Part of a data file
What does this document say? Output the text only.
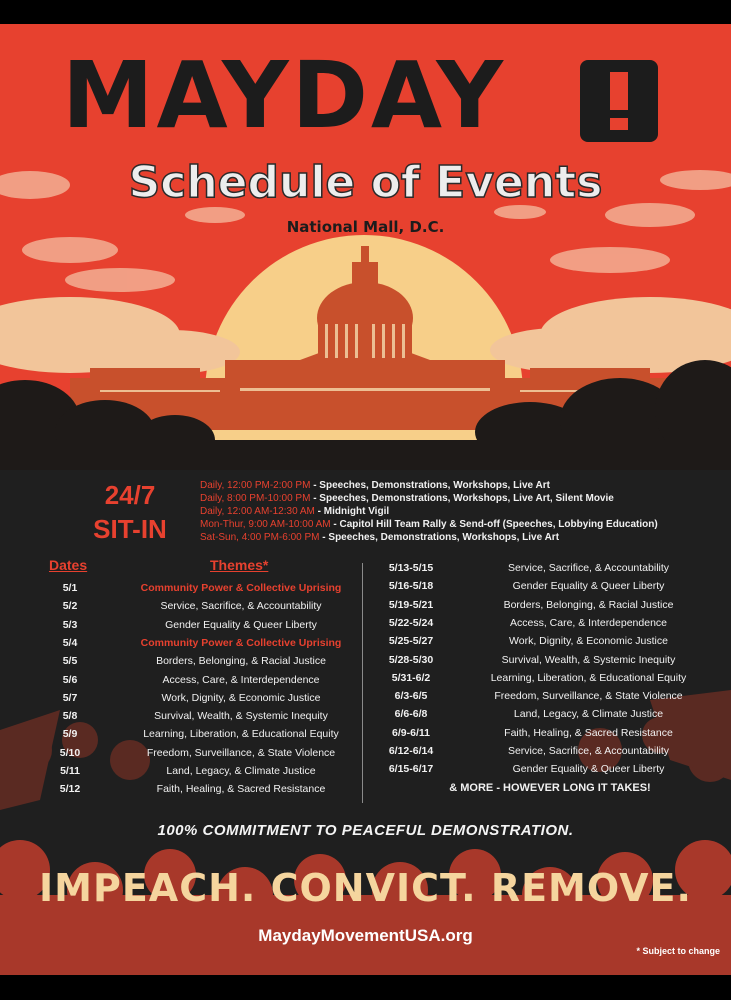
MAYDAY
Schedule of Events
National Mall, D.C.
24/7
SIT-IN
Daily, 12:00 PM-2:00 PM - Speeches, Demonstrations, Workshops, Live Art
Daily, 8:00 PM-10:00 PM - Speeches, Demonstrations, Workshops, Live Art, Silent Movie
Daily, 12:00 AM-12:30 AM - Midnight Vigil
Mon-Thur, 9:00 AM-10:00 AM - Capitol Hill Team Rally & Send-off (Speeches, Lobbying Education)
Sat-Sun, 4:00 PM-6:00 PM - Speeches, Demonstrations, Workshops, Live Art
Dates	Themes*
5/1	Community Power & Collective Uprising
5/2	Service, Sacrifice, & Accountability
5/3	Gender Equality & Queer Liberty
5/4	Community Power & Collective Uprising
5/5	Borders, Belonging, & Racial Justice
5/6	Access, Care, & Interdependence
5/7	Work, Dignity, & Economic Justice
5/8	Survival, Wealth, & Systemic Inequity
5/9	Learning, Liberation, & Educational Equity
5/10	Freedom, Surveillance, & State Violence
5/11	Land, Legacy, & Climate Justice
5/12	Faith, Healing, & Sacred Resistance
5/13-5/15	Service, Sacrifice, & Accountability
5/16-5/18	Gender Equality & Queer Liberty
5/19-5/21	Borders, Belonging, & Racial Justice
5/22-5/24	Access, Care, & Interdependence
5/25-5/27	Work, Dignity, & Economic Justice
5/28-5/30	Survival, Wealth, & Systemic Inequity
5/31-6/2	Learning, Liberation, & Educational Equity
6/3-6/5	Freedom, Surveillance, & State Violence
6/6-6/8	Land, Legacy, & Climate Justice
6/9-6/11	Faith, Healing, & Sacred Resistance
6/12-6/14	Service, Sacrifice, & Accountability
6/15-6/17	Gender Equality & Queer Liberty
& MORE - HOWEVER LONG IT TAKES!
100% COMMITMENT TO PEACEFUL DEMONSTRATION.
IMPEACH. CONVICT. REMOVE.
MaydayMovementUSA.org
* Subject to change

# [Direction]
In the entries above, find each line with the word "Liberty" and copy it.

# [Solution for this exercise]
5/3	Gender Equality & Queer Liberty
5/16-5/18	Gender Equality & Queer Liberty
6/15-6/17	Gender Equality & Queer Liberty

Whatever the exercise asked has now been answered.